**THE REQUEST:**
Pick out each line containing the string "Volunteer".

[Start]

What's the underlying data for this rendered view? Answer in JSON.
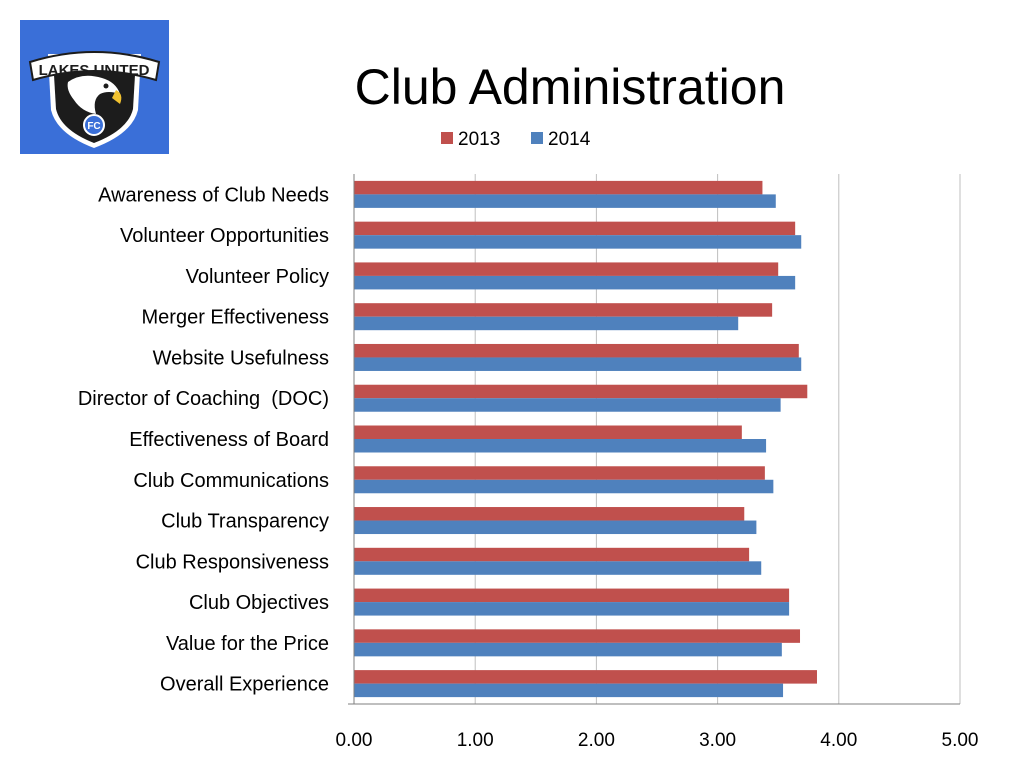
{
  "logo": {
    "text_top": "LAKES UNITED",
    "text_badge": "FC",
    "colors": {
      "background": "#3a6fd8",
      "shield": "#1c1c1c",
      "ring": "#ffffff",
      "accent": "#3a6fd8"
    }
  },
  "chart_data": {
    "type": "bar",
    "orientation": "horizontal",
    "title": "Club Administration",
    "categories": [
      "Awareness of Club Needs",
      "Volunteer Opportunities",
      "Volunteer Policy",
      "Merger Effectiveness",
      "Website Usefulness",
      "Director of Coaching  (DOC)",
      "Effectiveness of Board",
      "Club Communications",
      "Club Transparency",
      "Club Responsiveness",
      "Club Objectives",
      "Value for the Price",
      "Overall Experience"
    ],
    "series": [
      {
        "name": "2013",
        "color": "#c0504d",
        "values": [
          3.37,
          3.64,
          3.5,
          3.45,
          3.67,
          3.74,
          3.2,
          3.39,
          3.22,
          3.26,
          3.59,
          3.68,
          3.82
        ]
      },
      {
        "name": "2014",
        "color": "#4f81bd",
        "values": [
          3.48,
          3.69,
          3.64,
          3.17,
          3.69,
          3.52,
          3.4,
          3.46,
          3.32,
          3.36,
          3.59,
          3.53,
          3.54
        ]
      }
    ],
    "xlim": [
      0,
      5
    ],
    "xticks": [
      "0.00",
      "1.00",
      "2.00",
      "3.00",
      "4.00",
      "5.00"
    ],
    "grid": "vertical",
    "legend": "top"
  }
}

[End]

**FULL OUTPUT:**
      "Volunteer Opportunities",
      "Volunteer Policy",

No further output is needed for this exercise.